* _Aim of the task_: State how many lines of the records contain the string "office", and give no other information.

────────

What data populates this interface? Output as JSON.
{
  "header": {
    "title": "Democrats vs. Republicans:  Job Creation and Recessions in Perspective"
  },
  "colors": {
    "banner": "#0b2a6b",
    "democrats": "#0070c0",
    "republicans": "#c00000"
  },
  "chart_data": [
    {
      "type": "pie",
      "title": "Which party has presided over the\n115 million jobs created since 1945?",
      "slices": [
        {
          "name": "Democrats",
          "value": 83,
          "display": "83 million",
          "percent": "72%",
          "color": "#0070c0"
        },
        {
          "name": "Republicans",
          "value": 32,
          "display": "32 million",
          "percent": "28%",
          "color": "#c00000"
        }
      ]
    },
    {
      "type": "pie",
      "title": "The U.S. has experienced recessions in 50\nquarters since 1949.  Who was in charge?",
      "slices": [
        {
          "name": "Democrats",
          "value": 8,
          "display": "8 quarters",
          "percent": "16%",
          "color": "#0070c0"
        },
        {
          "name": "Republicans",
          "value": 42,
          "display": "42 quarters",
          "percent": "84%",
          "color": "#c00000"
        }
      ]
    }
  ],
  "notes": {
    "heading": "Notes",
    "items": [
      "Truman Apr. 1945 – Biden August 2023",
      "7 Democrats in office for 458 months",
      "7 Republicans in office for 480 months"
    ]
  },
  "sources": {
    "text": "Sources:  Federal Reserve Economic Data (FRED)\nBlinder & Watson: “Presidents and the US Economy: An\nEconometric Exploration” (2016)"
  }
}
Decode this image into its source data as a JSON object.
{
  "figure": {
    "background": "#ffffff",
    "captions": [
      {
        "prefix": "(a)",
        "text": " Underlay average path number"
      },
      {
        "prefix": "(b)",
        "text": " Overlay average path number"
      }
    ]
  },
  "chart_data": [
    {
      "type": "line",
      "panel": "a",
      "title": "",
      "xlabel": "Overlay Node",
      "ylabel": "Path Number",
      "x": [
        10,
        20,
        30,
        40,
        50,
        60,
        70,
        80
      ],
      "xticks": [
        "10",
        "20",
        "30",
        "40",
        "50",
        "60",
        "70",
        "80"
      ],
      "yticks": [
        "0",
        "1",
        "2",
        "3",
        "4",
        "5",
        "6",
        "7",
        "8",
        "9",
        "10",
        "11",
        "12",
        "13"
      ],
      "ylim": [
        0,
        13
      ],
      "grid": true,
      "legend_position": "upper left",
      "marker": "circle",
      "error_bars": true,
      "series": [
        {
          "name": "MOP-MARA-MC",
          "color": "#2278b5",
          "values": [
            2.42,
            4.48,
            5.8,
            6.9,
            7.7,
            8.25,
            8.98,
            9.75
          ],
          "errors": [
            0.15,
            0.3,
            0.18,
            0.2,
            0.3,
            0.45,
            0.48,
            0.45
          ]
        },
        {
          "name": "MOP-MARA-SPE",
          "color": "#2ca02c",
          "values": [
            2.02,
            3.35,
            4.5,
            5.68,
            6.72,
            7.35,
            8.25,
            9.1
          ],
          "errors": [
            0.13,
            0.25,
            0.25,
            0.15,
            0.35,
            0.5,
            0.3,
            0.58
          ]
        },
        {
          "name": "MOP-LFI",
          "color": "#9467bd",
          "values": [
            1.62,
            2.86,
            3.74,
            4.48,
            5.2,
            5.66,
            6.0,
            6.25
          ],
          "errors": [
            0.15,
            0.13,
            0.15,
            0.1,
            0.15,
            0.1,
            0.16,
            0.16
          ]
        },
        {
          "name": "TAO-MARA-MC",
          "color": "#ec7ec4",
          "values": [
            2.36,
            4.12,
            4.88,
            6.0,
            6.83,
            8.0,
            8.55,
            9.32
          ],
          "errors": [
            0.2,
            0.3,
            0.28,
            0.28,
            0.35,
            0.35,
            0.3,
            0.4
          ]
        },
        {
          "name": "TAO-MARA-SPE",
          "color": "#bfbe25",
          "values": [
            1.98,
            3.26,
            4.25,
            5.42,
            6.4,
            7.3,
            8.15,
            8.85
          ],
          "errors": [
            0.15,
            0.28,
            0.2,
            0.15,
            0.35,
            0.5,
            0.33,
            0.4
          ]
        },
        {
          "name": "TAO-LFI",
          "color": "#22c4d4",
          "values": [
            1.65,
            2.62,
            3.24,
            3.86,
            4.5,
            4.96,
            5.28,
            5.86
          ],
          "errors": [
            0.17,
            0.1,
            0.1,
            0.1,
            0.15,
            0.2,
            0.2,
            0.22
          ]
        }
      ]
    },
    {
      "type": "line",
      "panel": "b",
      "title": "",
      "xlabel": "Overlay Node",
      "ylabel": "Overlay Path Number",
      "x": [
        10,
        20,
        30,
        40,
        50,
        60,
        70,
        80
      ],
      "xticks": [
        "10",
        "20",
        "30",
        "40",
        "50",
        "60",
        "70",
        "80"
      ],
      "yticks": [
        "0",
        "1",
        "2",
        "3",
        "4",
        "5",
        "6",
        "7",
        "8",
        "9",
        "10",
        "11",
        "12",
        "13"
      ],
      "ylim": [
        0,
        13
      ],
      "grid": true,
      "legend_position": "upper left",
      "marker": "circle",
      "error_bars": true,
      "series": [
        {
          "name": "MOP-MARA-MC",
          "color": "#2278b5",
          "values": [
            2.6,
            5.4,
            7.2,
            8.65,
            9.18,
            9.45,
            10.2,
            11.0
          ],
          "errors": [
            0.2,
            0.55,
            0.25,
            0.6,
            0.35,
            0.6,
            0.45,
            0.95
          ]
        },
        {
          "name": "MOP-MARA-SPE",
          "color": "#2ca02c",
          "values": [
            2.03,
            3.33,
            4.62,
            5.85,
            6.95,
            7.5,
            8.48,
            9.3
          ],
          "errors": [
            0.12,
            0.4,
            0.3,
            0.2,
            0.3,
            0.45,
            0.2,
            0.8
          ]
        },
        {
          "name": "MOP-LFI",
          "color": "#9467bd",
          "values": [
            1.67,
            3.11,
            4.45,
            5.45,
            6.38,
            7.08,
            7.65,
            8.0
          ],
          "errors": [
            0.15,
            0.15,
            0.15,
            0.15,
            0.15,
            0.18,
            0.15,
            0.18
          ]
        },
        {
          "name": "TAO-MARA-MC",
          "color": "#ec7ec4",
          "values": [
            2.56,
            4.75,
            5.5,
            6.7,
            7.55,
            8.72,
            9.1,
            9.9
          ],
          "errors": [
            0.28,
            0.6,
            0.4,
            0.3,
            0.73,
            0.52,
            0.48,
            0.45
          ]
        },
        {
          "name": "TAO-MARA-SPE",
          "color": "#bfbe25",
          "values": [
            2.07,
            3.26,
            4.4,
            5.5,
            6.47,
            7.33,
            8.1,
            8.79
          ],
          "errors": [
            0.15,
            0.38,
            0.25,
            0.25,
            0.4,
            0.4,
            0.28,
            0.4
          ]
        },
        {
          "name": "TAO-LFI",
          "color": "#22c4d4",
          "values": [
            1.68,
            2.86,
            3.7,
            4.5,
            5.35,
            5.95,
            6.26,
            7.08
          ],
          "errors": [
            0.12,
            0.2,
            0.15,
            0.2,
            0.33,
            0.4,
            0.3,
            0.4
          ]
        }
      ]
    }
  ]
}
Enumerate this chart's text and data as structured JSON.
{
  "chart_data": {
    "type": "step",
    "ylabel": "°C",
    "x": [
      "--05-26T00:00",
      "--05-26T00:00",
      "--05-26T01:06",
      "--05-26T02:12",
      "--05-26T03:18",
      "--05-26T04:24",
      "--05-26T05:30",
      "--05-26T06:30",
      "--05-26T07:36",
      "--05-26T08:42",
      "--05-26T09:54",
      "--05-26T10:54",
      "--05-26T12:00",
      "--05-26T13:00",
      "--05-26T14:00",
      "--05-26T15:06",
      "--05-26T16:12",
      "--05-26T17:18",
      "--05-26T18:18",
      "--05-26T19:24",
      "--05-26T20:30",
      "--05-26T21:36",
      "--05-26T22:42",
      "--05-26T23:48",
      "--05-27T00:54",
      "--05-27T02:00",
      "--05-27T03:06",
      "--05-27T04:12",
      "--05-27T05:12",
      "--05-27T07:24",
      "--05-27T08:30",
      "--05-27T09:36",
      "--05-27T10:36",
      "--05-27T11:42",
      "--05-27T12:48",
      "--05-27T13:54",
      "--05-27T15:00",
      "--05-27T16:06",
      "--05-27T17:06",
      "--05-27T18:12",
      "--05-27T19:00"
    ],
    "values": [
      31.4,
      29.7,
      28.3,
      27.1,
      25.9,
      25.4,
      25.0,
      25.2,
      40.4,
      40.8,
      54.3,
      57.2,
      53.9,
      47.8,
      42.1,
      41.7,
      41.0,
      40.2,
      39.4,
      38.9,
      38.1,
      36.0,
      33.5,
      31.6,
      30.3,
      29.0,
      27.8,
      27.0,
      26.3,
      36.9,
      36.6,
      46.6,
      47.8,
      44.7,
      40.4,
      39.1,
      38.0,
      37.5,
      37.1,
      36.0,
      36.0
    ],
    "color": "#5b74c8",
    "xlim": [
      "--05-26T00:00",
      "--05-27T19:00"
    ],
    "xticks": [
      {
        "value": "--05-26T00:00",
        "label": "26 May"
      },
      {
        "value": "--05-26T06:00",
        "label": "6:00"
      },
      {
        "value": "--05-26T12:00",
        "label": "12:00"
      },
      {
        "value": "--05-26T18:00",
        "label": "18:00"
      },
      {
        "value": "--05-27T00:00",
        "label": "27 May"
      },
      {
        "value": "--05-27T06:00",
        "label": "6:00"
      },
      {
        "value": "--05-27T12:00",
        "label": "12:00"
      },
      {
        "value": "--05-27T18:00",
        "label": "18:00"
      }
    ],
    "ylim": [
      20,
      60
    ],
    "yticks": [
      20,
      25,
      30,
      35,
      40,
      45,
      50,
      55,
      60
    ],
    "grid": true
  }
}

────────

* _Result for this exercise_: 2